▶ **DATA EXTRACT**:
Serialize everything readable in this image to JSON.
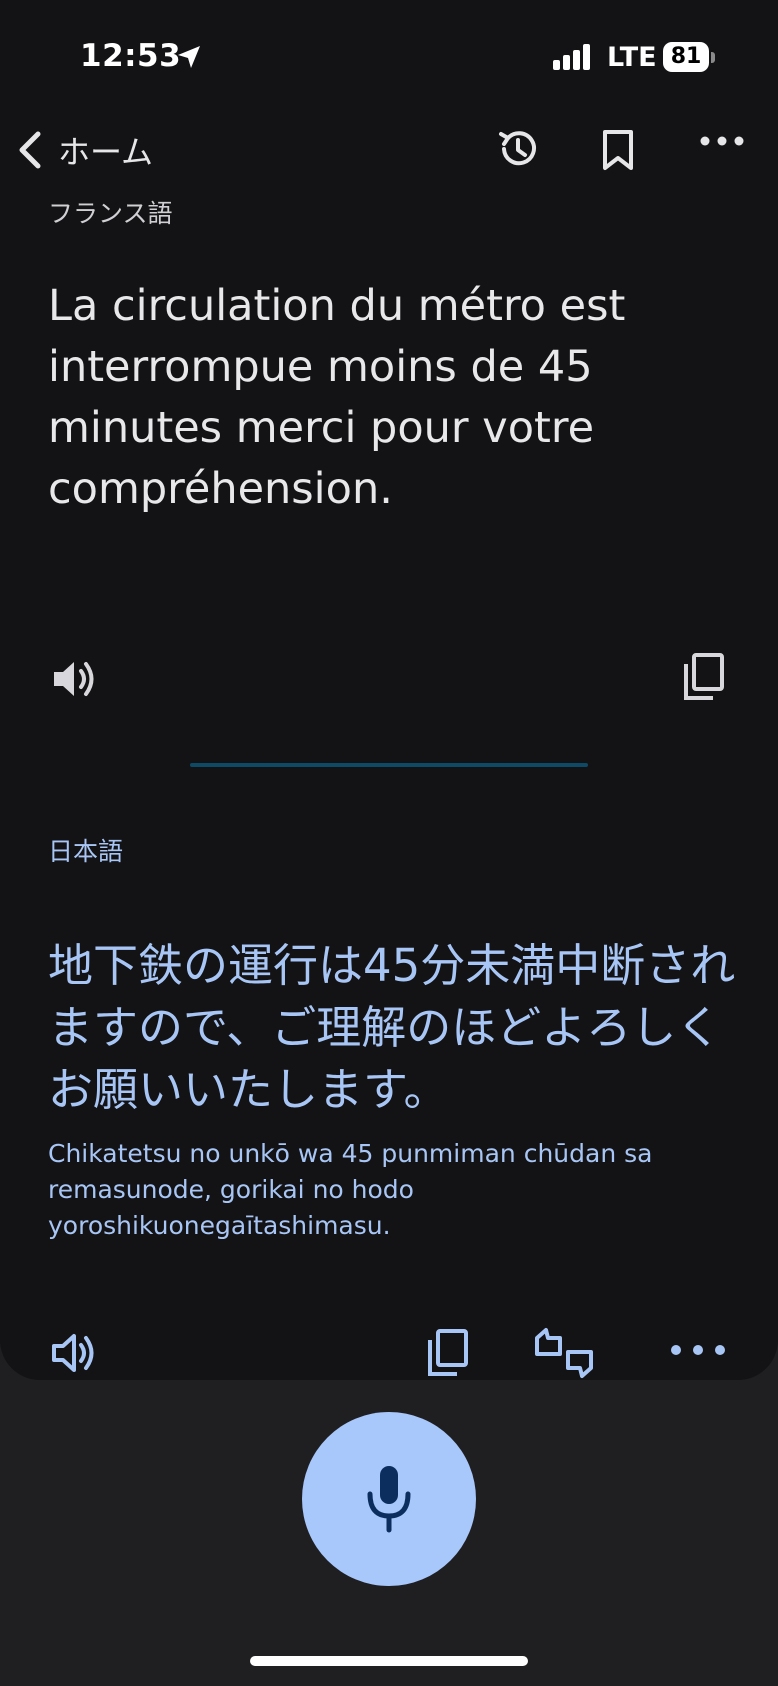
{
  "status_bar": {
    "time": "12:53",
    "network": "LTE",
    "battery": "81"
  },
  "nav": {
    "back_label": "ホーム"
  },
  "source": {
    "language": "フランス語",
    "text": "La circulation du métro est interrompue moins de 45 minutes merci pour votre compréhension."
  },
  "target": {
    "language": "日本語",
    "text": "地下鉄の運行は45分未満中断されますので、ご理解のほどよろしくお願いいたします。",
    "romanization": "Chikatetsu no unkō wa 45 punmiman chūdan sa remasunode, gorikai no hodo yoroshikuonegaītashimasu."
  },
  "icons": {
    "back": "chevron-left-icon",
    "history": "history-icon",
    "bookmark": "bookmark-icon",
    "more": "more-horizontal-icon",
    "speaker": "speaker-icon",
    "copy": "copy-icon",
    "feedback": "feedback-icon",
    "mic": "mic-icon"
  },
  "colors": {
    "background": "#131315",
    "accent": "#a8c6f5",
    "mic_button": "#a8c7fa",
    "divider": "#0e4a66"
  }
}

▶ **GOAL OF THE EXERCISE**: Return the listing above word for word, with the pictures removed.

▶ **COMPLETE OUTPUT**:
Serialize everything readable in this image to JSON.
{
  "status_bar": {
    "time": "12:53",
    "network": "LTE",
    "battery": "81"
  },
  "nav": {
    "back_label": "ホーム"
  },
  "source": {
    "language": "フランス語",
    "text": "La circulation du métro est interrompue moins de 45 minutes merci pour votre compréhension."
  },
  "target": {
    "language": "日本語",
    "text": "地下鉄の運行は45分未満中断されますので、ご理解のほどよろしくお願いいたします。",
    "romanization": "Chikatetsu no unkō wa 45 punmiman chūdan sa remasunode, gorikai no hodo yoroshikuonegaītashimasu."
  },
  "icons": {
    "back": "chevron-left-icon",
    "history": "history-icon",
    "bookmark": "bookmark-icon",
    "more": "more-horizontal-icon",
    "speaker": "speaker-icon",
    "copy": "copy-icon",
    "feedback": "feedback-icon",
    "mic": "mic-icon"
  },
  "colors": {
    "background": "#131315",
    "accent": "#a8c6f5",
    "mic_button": "#a8c7fa",
    "divider": "#0e4a66"
  }
}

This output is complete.